Supplied records —
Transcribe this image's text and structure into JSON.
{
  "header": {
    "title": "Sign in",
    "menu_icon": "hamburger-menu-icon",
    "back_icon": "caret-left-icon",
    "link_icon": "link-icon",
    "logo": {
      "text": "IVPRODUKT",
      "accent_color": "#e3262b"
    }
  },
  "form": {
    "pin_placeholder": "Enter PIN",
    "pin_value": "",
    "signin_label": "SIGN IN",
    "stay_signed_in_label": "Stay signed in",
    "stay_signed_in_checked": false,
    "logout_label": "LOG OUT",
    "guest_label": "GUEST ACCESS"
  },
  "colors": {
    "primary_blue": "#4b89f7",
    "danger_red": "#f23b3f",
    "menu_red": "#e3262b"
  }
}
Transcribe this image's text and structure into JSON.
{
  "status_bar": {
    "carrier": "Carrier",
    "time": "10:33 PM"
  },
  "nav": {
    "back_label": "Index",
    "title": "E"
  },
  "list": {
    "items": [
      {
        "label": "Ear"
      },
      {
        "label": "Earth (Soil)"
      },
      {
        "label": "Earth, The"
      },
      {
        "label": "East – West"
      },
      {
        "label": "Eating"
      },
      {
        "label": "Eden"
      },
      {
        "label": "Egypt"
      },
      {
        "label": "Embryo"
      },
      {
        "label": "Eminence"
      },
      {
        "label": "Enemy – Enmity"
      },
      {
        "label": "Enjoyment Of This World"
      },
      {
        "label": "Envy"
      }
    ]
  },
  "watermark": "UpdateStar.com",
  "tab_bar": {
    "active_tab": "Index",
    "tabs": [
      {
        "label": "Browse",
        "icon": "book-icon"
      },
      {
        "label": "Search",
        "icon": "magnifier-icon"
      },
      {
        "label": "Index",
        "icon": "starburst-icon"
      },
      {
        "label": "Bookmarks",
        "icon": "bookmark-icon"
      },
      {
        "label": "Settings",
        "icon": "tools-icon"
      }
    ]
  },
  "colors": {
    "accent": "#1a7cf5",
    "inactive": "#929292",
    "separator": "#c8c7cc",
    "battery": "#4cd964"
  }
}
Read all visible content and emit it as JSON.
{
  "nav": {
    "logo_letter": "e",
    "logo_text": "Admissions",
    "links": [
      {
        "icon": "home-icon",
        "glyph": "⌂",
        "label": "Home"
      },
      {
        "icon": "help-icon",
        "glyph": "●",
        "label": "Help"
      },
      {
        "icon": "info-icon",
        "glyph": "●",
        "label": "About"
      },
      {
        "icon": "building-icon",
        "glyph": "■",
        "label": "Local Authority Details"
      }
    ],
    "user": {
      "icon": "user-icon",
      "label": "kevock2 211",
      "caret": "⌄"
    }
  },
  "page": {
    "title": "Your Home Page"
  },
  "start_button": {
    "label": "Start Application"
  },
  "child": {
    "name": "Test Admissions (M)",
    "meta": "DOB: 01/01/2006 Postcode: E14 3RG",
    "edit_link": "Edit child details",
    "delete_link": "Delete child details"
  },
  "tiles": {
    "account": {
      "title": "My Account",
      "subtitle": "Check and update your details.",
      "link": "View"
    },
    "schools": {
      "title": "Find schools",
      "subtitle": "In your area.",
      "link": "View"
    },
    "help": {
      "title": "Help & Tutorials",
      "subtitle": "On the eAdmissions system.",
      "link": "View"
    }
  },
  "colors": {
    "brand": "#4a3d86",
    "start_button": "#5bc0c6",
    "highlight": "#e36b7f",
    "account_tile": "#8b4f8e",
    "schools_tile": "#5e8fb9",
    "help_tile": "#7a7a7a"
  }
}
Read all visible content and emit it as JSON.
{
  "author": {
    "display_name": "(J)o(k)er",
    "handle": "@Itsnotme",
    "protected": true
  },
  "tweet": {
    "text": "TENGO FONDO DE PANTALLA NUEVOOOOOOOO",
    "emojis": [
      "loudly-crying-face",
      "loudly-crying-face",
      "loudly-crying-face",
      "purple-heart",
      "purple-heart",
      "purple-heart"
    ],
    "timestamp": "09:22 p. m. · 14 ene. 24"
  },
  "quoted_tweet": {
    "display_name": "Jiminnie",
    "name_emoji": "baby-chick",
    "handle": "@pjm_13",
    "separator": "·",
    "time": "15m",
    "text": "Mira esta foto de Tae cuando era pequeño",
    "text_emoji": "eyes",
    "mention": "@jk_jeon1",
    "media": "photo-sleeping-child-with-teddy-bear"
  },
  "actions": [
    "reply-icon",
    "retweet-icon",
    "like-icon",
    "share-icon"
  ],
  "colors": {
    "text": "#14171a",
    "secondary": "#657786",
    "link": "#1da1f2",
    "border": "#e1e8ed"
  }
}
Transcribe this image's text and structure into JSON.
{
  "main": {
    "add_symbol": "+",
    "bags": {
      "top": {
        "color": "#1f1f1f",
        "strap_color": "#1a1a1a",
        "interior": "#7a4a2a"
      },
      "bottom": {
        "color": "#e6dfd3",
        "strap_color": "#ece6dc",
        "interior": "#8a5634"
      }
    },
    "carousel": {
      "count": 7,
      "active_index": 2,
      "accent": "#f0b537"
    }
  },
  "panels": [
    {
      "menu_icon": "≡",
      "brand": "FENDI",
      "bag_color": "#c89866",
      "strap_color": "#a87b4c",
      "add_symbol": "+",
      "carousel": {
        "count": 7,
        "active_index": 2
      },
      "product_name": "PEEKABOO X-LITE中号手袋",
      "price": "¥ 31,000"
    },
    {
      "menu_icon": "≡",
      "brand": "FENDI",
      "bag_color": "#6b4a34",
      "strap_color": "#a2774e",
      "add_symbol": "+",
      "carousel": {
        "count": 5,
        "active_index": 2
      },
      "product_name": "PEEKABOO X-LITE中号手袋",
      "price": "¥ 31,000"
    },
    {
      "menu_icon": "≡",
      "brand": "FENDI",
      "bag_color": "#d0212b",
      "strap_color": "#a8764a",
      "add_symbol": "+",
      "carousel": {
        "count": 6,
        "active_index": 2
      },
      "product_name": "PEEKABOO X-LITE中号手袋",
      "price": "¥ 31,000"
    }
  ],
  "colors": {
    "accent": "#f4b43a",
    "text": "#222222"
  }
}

Work to be completed —
Exactly reproduce every line of the records.

Response —
Transcribe this image's text and structure into JSON.
{
  "header": {
    "title": "Sign in",
    "menu_icon": "hamburger-menu-icon",
    "back_icon": "caret-left-icon",
    "link_icon": "link-icon",
    "logo": {
      "text": "IVPRODUKT",
      "accent_color": "#e3262b"
    }
  },
  "form": {
    "pin_placeholder": "Enter PIN",
    "pin_value": "",
    "signin_label": "SIGN IN",
    "stay_signed_in_label": "Stay signed in",
    "stay_signed_in_checked": false,
    "logout_label": "LOG OUT",
    "guest_label": "GUEST ACCESS"
  },
  "colors": {
    "primary_blue": "#4b89f7",
    "danger_red": "#f23b3f",
    "menu_red": "#e3262b"
  }
}
Transcribe this image's text and structure into JSON.
{
  "status_bar": {
    "carrier": "Carrier",
    "time": "10:33 PM"
  },
  "nav": {
    "back_label": "Index",
    "title": "E"
  },
  "list": {
    "items": [
      {
        "label": "Ear"
      },
      {
        "label": "Earth (Soil)"
      },
      {
        "label": "Earth, The"
      },
      {
        "label": "East – West"
      },
      {
        "label": "Eating"
      },
      {
        "label": "Eden"
      },
      {
        "label": "Egypt"
      },
      {
        "label": "Embryo"
      },
      {
        "label": "Eminence"
      },
      {
        "label": "Enemy – Enmity"
      },
      {
        "label": "Enjoyment Of This World"
      },
      {
        "label": "Envy"
      }
    ]
  },
  "watermark": "UpdateStar.com",
  "tab_bar": {
    "active_tab": "Index",
    "tabs": [
      {
        "label": "Browse",
        "icon": "book-icon"
      },
      {
        "label": "Search",
        "icon": "magnifier-icon"
      },
      {
        "label": "Index",
        "icon": "starburst-icon"
      },
      {
        "label": "Bookmarks",
        "icon": "bookmark-icon"
      },
      {
        "label": "Settings",
        "icon": "tools-icon"
      }
    ]
  },
  "colors": {
    "accent": "#1a7cf5",
    "inactive": "#929292",
    "separator": "#c8c7cc",
    "battery": "#4cd964"
  }
}
Read all visible content and emit it as JSON.
{
  "nav": {
    "logo_letter": "e",
    "logo_text": "Admissions",
    "links": [
      {
        "icon": "home-icon",
        "glyph": "⌂",
        "label": "Home"
      },
      {
        "icon": "help-icon",
        "glyph": "●",
        "label": "Help"
      },
      {
        "icon": "info-icon",
        "glyph": "●",
        "label": "About"
      },
      {
        "icon": "building-icon",
        "glyph": "■",
        "label": "Local Authority Details"
      }
    ],
    "user": {
      "icon": "user-icon",
      "label": "kevock2 211",
      "caret": "⌄"
    }
  },
  "page": {
    "title": "Your Home Page"
  },
  "start_button": {
    "label": "Start Application"
  },
  "child": {
    "name": "Test Admissions (M)",
    "meta": "DOB: 01/01/2006 Postcode: E14 3RG",
    "edit_link": "Edit child details",
    "delete_link": "Delete child details"
  },
  "tiles": {
    "account": {
      "title": "My Account",
      "subtitle": "Check and update your details.",
      "link": "View"
    },
    "schools": {
      "title": "Find schools",
      "subtitle": "In your area.",
      "link": "View"
    },
    "help": {
      "title": "Help & Tutorials",
      "subtitle": "On the eAdmissions system.",
      "link": "View"
    }
  },
  "colors": {
    "brand": "#4a3d86",
    "start_button": "#5bc0c6",
    "highlight": "#e36b7f",
    "account_tile": "#8b4f8e",
    "schools_tile": "#5e8fb9",
    "help_tile": "#7a7a7a"
  }
}
Read all visible content and emit it as JSON.
{
  "author": {
    "display_name": "(J)o(k)er",
    "handle": "@Itsnotme",
    "protected": true
  },
  "tweet": {
    "text": "TENGO FONDO DE PANTALLA NUEVOOOOOOOO",
    "emojis": [
      "loudly-crying-face",
      "loudly-crying-face",
      "loudly-crying-face",
      "purple-heart",
      "purple-heart",
      "purple-heart"
    ],
    "timestamp": "09:22 p. m. · 14 ene. 24"
  },
  "quoted_tweet": {
    "display_name": "Jiminnie",
    "name_emoji": "baby-chick",
    "handle": "@pjm_13",
    "separator": "·",
    "time": "15m",
    "text": "Mira esta foto de Tae cuando era pequeño",
    "text_emoji": "eyes",
    "mention": "@jk_jeon1",
    "media": "photo-sleeping-child-with-teddy-bear"
  },
  "actions": [
    "reply-icon",
    "retweet-icon",
    "like-icon",
    "share-icon"
  ],
  "colors": {
    "text": "#14171a",
    "secondary": "#657786",
    "link": "#1da1f2",
    "border": "#e1e8ed"
  }
}
Transcribe this image's text and structure into JSON.
{
  "main": {
    "add_symbol": "+",
    "bags": {
      "top": {
        "color": "#1f1f1f",
        "strap_color": "#1a1a1a",
        "interior": "#7a4a2a"
      },
      "bottom": {
        "color": "#e6dfd3",
        "strap_color": "#ece6dc",
        "interior": "#8a5634"
      }
    },
    "carousel": {
      "count": 7,
      "active_index": 2,
      "accent": "#f0b537"
    }
  },
  "panels": [
    {
      "menu_icon": "≡",
      "brand": "FENDI",
      "bag_color": "#c89866",
      "strap_color": "#a87b4c",
      "add_symbol": "+",
      "carousel": {
        "count": 7,
        "active_index": 2
      },
      "product_name": "PEEKABOO X-LITE中号手袋",
      "price": "¥ 31,000"
    },
    {
      "menu_icon": "≡",
      "brand": "FENDI",
      "bag_color": "#6b4a34",
      "strap_color": "#a2774e",
      "add_symbol": "+",
      "carousel": {
        "count": 5,
        "active_index": 2
      },
      "product_name": "PEEKABOO X-LITE中号手袋",
      "price": "¥ 31,000"
    },
    {
      "menu_icon": "≡",
      "brand": "FENDI",
      "bag_color": "#d0212b",
      "strap_color": "#a8764a",
      "add_symbol": "+",
      "carousel": {
        "count": 6,
        "active_index": 2
      },
      "product_name": "PEEKABOO X-LITE中号手袋",
      "price": "¥ 31,000"
    }
  ],
  "colors": {
    "accent": "#f4b43a",
    "text": "#222222"
  }
}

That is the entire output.